TASK BRIEF:
Reply with one number: the count of lines in the records below that hold "TOTAL".

Excerpts from a figure dataset
_ _ _ _ _ _ _

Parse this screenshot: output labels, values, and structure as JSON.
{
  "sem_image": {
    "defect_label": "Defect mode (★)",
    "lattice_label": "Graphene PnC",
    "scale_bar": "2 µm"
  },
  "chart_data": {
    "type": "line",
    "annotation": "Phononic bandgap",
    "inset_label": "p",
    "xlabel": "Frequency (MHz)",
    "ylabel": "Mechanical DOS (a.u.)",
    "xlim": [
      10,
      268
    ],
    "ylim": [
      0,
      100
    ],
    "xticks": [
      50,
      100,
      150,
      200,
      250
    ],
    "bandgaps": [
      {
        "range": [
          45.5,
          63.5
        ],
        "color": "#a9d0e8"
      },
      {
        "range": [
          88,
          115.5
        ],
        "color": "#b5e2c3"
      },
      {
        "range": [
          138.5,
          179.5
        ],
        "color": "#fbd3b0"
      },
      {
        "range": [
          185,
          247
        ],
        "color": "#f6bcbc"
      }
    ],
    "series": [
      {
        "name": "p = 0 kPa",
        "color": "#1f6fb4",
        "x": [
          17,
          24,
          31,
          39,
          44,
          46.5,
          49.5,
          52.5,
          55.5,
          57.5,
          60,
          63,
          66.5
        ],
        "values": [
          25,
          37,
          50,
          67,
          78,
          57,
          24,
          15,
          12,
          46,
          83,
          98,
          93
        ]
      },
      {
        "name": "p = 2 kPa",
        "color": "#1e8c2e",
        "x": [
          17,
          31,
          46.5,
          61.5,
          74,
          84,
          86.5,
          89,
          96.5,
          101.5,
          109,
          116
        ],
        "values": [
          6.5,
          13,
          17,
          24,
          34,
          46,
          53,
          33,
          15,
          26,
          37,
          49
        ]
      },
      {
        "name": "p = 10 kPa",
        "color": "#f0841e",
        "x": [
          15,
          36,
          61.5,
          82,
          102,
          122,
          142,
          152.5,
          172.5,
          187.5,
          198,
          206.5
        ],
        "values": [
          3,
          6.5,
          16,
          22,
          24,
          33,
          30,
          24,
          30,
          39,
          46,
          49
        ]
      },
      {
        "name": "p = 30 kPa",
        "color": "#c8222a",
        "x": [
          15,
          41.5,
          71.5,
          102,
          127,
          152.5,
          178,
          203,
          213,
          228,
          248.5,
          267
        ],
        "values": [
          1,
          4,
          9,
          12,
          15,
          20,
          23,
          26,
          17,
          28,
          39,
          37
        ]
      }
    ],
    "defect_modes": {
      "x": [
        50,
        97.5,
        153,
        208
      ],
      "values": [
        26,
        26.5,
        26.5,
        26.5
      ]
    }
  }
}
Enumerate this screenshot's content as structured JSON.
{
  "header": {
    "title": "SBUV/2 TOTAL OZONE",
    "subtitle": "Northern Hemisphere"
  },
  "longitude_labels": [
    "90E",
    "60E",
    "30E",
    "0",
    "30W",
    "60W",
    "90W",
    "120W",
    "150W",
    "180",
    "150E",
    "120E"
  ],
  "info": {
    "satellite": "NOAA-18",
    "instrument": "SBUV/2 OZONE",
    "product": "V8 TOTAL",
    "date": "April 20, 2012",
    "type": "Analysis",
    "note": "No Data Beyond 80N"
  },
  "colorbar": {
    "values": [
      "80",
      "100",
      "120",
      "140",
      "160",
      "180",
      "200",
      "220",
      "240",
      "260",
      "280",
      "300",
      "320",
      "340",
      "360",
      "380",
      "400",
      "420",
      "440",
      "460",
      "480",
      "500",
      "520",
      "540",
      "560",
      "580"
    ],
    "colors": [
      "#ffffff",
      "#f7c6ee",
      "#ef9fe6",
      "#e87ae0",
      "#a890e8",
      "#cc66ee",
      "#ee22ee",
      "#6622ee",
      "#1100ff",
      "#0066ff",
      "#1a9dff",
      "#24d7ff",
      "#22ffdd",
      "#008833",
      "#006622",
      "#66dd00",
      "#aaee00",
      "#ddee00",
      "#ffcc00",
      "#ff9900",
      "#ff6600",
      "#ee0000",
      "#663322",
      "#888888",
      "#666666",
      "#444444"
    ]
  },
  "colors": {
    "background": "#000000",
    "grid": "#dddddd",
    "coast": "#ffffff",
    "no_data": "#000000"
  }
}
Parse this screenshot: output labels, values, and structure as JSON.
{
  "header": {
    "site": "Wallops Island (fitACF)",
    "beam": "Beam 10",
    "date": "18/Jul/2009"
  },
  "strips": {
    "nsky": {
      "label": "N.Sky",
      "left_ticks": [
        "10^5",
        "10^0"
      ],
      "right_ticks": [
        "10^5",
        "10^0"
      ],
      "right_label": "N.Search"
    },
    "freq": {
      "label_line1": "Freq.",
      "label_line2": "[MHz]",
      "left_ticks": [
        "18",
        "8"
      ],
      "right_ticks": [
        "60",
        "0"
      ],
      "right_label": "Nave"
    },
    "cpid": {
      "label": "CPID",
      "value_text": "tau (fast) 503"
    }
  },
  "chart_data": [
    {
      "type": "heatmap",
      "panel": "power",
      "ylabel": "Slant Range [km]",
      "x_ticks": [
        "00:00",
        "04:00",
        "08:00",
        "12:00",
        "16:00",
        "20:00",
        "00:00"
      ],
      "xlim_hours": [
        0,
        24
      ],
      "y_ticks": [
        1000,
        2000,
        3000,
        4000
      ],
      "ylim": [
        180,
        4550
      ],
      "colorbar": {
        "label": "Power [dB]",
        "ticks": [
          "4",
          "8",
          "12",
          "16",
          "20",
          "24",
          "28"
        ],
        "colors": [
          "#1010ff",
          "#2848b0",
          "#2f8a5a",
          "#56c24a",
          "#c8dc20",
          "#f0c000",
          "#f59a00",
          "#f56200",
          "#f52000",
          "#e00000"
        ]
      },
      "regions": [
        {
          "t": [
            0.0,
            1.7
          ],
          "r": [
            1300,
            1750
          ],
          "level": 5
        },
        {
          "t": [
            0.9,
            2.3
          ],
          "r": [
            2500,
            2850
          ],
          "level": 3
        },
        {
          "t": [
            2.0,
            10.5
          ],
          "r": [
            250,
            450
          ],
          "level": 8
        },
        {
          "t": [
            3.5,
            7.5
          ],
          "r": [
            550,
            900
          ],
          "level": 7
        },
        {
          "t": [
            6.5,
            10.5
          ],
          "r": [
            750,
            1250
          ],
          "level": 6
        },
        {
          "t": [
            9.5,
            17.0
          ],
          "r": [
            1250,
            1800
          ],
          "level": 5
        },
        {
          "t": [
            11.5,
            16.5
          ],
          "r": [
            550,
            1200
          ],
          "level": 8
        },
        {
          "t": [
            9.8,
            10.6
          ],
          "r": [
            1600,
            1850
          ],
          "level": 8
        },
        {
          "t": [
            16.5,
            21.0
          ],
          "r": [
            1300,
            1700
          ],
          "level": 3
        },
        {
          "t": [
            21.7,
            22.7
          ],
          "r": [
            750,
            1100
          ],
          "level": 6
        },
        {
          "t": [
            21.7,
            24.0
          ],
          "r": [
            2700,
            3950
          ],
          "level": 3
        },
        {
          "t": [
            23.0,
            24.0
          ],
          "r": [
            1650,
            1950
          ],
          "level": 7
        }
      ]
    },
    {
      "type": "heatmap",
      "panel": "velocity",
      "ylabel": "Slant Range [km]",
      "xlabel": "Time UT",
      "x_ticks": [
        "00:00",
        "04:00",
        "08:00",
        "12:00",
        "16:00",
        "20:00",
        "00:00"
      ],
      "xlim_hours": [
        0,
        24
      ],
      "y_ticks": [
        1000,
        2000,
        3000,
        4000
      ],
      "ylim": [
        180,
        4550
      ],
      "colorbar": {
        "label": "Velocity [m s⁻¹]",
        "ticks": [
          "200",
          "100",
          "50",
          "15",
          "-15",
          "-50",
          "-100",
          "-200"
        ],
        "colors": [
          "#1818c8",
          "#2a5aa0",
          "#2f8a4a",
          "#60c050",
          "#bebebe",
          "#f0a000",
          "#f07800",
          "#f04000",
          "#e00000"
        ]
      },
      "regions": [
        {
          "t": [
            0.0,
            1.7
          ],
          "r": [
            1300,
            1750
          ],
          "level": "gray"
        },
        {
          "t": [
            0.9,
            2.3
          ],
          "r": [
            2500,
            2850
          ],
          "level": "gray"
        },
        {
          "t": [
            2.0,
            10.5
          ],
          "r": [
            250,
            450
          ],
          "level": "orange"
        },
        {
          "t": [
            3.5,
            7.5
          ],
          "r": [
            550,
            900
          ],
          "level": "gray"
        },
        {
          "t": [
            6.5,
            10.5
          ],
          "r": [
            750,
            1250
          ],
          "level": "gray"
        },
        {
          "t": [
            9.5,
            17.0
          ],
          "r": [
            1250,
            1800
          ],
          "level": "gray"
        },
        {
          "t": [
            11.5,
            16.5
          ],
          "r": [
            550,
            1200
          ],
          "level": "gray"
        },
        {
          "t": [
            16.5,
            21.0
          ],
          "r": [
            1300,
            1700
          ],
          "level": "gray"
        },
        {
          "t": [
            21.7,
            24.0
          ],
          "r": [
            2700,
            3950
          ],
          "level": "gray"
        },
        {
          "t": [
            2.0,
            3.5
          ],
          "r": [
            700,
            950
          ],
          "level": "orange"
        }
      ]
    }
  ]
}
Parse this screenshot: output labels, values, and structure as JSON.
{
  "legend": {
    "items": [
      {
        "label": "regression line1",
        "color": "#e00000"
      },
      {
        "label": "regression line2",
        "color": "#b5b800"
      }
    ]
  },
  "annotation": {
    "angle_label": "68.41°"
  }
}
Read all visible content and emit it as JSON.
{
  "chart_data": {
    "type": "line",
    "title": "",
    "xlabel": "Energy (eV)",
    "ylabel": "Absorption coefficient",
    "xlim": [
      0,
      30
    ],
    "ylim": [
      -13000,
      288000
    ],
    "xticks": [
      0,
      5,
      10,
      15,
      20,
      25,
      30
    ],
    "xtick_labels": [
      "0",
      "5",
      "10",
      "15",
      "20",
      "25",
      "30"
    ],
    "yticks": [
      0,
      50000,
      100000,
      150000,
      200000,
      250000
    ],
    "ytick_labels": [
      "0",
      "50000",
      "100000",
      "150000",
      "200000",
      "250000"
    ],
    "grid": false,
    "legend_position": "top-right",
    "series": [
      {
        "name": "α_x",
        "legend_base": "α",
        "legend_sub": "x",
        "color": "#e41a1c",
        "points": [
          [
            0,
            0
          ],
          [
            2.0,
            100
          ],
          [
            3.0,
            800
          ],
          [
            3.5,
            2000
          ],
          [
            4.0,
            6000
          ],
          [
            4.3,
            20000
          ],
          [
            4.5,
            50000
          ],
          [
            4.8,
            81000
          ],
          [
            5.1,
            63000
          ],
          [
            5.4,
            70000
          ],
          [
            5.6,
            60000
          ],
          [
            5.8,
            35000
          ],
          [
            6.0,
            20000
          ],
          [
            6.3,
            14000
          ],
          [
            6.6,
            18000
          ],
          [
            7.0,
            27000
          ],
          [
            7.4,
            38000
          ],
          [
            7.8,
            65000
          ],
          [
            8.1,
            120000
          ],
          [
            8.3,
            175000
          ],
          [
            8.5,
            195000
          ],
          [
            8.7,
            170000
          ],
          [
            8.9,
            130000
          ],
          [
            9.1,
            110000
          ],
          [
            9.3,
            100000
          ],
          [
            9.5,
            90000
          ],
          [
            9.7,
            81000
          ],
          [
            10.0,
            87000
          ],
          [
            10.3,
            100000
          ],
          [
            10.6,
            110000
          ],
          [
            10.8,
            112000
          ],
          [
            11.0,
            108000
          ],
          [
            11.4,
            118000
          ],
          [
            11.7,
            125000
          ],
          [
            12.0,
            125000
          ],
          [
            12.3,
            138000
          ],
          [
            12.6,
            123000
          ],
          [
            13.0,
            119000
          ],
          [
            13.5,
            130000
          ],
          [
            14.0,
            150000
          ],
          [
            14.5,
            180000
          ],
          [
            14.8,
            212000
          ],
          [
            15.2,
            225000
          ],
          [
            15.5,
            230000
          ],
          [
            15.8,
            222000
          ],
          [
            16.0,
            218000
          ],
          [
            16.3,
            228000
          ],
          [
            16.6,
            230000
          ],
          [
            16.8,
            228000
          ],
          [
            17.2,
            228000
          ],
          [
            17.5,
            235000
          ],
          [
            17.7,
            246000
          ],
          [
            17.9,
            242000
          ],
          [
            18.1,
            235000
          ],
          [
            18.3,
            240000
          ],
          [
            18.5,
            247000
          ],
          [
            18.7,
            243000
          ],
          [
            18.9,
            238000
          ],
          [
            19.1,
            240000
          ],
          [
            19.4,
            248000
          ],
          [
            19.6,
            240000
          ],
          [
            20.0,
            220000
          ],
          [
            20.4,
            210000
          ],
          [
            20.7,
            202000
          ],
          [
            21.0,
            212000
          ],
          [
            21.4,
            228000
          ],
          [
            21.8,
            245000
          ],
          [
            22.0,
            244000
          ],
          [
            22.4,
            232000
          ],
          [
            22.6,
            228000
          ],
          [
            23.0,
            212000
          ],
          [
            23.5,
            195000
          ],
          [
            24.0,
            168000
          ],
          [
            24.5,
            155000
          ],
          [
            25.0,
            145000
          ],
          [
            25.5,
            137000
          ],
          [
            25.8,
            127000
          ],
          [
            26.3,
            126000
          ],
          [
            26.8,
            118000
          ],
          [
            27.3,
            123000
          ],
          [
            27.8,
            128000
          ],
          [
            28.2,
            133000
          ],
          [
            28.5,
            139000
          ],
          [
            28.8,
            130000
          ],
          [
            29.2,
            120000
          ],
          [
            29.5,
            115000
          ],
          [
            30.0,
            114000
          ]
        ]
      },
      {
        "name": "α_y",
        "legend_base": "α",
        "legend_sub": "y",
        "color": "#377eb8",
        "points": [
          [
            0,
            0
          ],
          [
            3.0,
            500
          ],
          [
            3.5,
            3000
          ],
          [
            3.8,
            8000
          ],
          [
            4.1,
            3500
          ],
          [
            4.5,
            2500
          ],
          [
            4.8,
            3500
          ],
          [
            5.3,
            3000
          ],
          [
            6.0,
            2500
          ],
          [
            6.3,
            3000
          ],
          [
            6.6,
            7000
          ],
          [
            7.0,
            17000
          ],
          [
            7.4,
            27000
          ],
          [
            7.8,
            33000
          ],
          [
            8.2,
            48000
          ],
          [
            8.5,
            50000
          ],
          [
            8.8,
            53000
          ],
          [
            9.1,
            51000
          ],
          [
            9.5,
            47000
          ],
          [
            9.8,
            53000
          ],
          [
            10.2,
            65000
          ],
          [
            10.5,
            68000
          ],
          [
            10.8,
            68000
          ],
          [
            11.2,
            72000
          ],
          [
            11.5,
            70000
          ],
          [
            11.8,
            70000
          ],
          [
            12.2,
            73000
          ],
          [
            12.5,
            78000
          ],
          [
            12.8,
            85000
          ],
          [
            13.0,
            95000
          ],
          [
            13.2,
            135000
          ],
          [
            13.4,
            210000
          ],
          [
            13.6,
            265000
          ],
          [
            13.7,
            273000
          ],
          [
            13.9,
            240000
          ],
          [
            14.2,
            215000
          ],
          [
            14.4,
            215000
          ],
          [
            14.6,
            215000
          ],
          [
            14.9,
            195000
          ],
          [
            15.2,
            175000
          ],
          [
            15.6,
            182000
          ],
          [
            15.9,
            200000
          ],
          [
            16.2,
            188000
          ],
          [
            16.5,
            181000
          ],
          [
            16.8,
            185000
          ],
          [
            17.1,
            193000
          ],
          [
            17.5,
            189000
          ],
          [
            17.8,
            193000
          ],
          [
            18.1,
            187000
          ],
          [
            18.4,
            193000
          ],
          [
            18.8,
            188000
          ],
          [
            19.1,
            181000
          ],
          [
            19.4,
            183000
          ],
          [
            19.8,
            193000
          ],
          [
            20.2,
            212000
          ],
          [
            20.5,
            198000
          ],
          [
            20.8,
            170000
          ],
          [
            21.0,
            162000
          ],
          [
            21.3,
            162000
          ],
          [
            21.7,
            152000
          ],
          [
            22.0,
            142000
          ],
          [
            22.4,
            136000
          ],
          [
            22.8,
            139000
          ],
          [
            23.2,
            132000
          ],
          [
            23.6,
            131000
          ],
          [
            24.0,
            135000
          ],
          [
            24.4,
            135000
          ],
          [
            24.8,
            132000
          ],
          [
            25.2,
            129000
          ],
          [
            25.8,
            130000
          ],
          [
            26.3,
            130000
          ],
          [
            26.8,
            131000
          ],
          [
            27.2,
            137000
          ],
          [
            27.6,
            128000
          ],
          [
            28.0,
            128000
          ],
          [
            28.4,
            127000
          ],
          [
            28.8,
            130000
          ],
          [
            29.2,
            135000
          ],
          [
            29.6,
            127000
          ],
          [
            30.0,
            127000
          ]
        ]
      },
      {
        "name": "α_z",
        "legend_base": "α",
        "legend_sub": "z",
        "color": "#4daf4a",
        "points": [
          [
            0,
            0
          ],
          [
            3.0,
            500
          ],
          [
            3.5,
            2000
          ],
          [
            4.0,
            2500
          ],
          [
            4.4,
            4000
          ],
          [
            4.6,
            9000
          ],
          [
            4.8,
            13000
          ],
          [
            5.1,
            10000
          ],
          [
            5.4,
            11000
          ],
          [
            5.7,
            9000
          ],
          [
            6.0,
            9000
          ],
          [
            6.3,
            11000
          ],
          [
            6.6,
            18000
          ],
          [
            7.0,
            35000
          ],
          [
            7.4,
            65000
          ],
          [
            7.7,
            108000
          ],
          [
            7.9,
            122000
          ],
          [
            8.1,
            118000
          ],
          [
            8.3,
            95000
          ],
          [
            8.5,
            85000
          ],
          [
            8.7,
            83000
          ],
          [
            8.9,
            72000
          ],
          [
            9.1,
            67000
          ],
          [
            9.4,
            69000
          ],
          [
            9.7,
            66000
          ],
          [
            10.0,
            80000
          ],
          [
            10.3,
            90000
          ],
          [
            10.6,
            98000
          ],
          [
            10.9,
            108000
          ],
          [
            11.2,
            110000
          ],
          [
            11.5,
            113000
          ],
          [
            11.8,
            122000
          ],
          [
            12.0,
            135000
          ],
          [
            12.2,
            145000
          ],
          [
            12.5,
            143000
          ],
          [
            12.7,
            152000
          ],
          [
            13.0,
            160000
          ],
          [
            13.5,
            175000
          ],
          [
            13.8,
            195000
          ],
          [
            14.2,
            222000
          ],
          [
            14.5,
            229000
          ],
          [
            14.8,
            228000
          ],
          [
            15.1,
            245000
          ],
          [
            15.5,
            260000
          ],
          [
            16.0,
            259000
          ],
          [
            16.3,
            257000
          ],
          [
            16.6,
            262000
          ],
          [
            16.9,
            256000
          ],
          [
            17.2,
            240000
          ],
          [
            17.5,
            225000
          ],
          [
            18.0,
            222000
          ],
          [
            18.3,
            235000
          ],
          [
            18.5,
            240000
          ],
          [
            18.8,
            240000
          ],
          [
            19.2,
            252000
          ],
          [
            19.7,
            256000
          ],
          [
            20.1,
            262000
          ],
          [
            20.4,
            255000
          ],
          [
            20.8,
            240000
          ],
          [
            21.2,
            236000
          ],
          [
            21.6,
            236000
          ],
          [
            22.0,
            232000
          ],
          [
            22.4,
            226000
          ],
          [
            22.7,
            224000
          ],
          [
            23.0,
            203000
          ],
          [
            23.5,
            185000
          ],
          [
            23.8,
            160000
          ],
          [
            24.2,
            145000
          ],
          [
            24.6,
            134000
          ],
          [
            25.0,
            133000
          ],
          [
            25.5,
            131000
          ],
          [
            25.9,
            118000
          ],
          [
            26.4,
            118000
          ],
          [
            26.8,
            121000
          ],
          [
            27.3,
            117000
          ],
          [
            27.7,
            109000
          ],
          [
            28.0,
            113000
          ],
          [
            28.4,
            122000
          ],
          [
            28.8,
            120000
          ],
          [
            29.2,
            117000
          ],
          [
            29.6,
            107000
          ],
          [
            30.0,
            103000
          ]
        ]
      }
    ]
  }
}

_ _ _ _ _ _ _

TASK ANSWER:
2